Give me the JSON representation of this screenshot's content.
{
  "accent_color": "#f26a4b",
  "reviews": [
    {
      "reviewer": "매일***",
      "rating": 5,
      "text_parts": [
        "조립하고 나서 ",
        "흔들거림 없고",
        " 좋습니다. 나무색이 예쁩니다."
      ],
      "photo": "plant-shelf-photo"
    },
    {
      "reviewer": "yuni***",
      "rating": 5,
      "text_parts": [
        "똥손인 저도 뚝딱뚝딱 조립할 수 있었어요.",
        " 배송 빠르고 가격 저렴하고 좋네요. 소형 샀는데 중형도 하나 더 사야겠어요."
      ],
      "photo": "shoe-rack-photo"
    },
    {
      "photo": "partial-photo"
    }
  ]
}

- **STATED TASK**: Repeat the material above in full, quoting it exactly.

- **FINISHED TASK**:
Give me the JSON representation of this screenshot's content.
{
  "accent_color": "#f26a4b",
  "reviews": [
    {
      "reviewer": "매일***",
      "rating": 5,
      "text_parts": [
        "조립하고 나서 ",
        "흔들거림 없고",
        " 좋습니다. 나무색이 예쁩니다."
      ],
      "photo": "plant-shelf-photo"
    },
    {
      "reviewer": "yuni***",
      "rating": 5,
      "text_parts": [
        "똥손인 저도 뚝딱뚝딱 조립할 수 있었어요.",
        " 배송 빠르고 가격 저렴하고 좋네요. 소형 샀는데 중형도 하나 더 사야겠어요."
      ],
      "photo": "shoe-rack-photo"
    },
    {
      "photo": "partial-photo"
    }
  ]
}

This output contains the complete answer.